◆ What is being asked:
Find all lines in the listing that include the word "عليه", then copy them.

◆ Excerpted records:
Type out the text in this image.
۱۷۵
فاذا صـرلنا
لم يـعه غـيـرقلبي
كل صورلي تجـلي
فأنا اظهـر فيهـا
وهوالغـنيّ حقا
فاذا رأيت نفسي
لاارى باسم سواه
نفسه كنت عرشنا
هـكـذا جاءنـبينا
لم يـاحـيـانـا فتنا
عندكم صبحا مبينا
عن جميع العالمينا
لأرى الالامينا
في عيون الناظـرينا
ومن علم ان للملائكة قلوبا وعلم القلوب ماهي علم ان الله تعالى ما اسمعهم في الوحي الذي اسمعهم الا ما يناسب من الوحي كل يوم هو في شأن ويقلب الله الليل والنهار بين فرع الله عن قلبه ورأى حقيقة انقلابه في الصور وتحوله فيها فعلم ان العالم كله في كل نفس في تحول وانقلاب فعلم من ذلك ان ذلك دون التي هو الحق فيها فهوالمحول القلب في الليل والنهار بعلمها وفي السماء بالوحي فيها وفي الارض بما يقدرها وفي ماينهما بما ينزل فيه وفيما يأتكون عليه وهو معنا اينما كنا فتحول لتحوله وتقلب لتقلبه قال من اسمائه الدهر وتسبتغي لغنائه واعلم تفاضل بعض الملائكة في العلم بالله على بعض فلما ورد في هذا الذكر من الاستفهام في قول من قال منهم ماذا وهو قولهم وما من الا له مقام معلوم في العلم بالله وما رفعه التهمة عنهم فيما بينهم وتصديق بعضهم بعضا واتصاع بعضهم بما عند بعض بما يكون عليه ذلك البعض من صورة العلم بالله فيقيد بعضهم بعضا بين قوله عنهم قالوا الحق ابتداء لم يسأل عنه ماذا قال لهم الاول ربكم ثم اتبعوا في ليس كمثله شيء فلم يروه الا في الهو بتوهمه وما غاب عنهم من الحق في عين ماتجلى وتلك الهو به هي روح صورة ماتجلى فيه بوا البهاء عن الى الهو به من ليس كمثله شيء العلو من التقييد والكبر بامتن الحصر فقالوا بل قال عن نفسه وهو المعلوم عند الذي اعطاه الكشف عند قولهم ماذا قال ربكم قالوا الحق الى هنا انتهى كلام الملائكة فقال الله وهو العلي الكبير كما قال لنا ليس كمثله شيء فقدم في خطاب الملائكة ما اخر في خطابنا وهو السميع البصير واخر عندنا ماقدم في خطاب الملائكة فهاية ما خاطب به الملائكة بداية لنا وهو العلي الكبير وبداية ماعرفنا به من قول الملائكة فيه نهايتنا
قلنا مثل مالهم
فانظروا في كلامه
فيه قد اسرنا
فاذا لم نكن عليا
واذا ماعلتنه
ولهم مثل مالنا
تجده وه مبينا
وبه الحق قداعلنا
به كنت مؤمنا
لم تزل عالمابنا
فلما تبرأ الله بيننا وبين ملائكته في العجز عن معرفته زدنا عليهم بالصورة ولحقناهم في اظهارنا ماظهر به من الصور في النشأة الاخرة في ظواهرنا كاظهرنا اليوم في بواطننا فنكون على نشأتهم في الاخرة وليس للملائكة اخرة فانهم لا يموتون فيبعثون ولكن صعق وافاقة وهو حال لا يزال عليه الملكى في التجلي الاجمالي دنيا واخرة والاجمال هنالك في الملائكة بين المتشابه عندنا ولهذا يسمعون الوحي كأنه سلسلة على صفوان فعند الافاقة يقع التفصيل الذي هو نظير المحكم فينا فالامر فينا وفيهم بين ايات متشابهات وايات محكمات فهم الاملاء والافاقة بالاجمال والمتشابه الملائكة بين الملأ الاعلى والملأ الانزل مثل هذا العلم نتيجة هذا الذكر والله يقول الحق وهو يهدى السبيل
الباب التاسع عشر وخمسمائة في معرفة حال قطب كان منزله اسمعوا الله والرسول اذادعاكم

◆ In response:
ومن علم ان للملائكة قلوبا وعلم القلوب ماهي علم ان الله تعالى ما اسمعهم في الوحي الذي اسمعهم الا ما يناسب من الوحي كل يوم هو في شأن ويقلب الله الليل والنهار بين فرع الله عن قلبه ورأى حقيقة انقلابه في الصور وتحوله فيها فعلم ان العالم كله في كل نفس في تحول وانقلاب فعلم من ذلك ان ذلك دون التي هو الحق فيها فهوالمحول القلب في الليل والنهار بعلمها وفي السماء بالوحي فيها وفي الارض بما يقدرها وفي ماينهما بما ينزل فيه وفيما يأتكون عليه وهو معنا اينما كنا فتحول لتحوله وتقلب لتقلبه قال من اسمائه الدهر وتسبتغي لغنائه واعلم تفاضل بعض الملائكة في العلم بالله على بعض فلما ورد في هذا الذكر من الاستفهام في قول من قال منهم ماذا وهو قولهم وما من الا له مقام معلوم في العلم بالله وما رفعه التهمة عنهم فيما بينهم وتصديق بعضهم بعضا واتصاع بعضهم بما عند بعض بما يكون عليه ذلك البعض من صورة العلم بالله فيقيد بعضهم بعضا بين قوله عنهم قالوا الحق ابتداء لم يسأل عنه ماذا قال لهم الاول ربكم ثم اتبعوا في ليس كمثله شيء فلم يروه الا في الهو بتوهمه وما غاب عنهم من الحق في عين ماتجلى وتلك الهو به هي روح صورة ماتجلى فيه بوا البهاء عن الى الهو به من ليس كمثله شيء العلو من التقييد والكبر بامتن الحصر فقالوا بل قال عن نفسه وهو المعلوم عند الذي اعطاه الكشف عند قولهم ماذا قال ربكم قالوا الحق الى هنا انتهى كلام الملائكة فقال الله وهو العلي الكبير كما قال لنا ليس كمثله شيء فقدم في خطاب الملائكة ما اخر في خطابنا وهو السميع البصير واخر عندنا ماقدم في خطاب الملائكة فهاية ما خاطب به الملائكة بداية لنا وهو العلي الكبير وبداية ماعرفنا به من قول الملائكة فيه نهايتنا
فلما تبرأ الله بيننا وبين ملائكته في العجز عن معرفته زدنا عليهم بالصورة ولحقناهم في اظهارنا ماظهر به من الصور في النشأة الاخرة في ظواهرنا كاظهرنا اليوم في بواطننا فنكون على نشأتهم في الاخرة وليس للملائكة اخرة فانهم لا يموتون فيبعثون ولكن صعق وافاقة وهو حال لا يزال عليه الملكى في التجلي الاجمالي دنيا واخرة والاجمال هنالك في الملائكة بين المتشابه عندنا ولهذا يسمعون الوحي كأنه سلسلة على صفوان فعند الافاقة يقع التفصيل الذي هو نظير المحكم فينا فالامر فينا وفيهم بين ايات متشابهات وايات محكمات فهم الاملاء والافاقة بالاجمال والمتشابه الملائكة بين الملأ الاعلى والملأ الانزل مثل هذا العلم نتيجة هذا الذكر والله يقول الحق وهو يهدى السبيل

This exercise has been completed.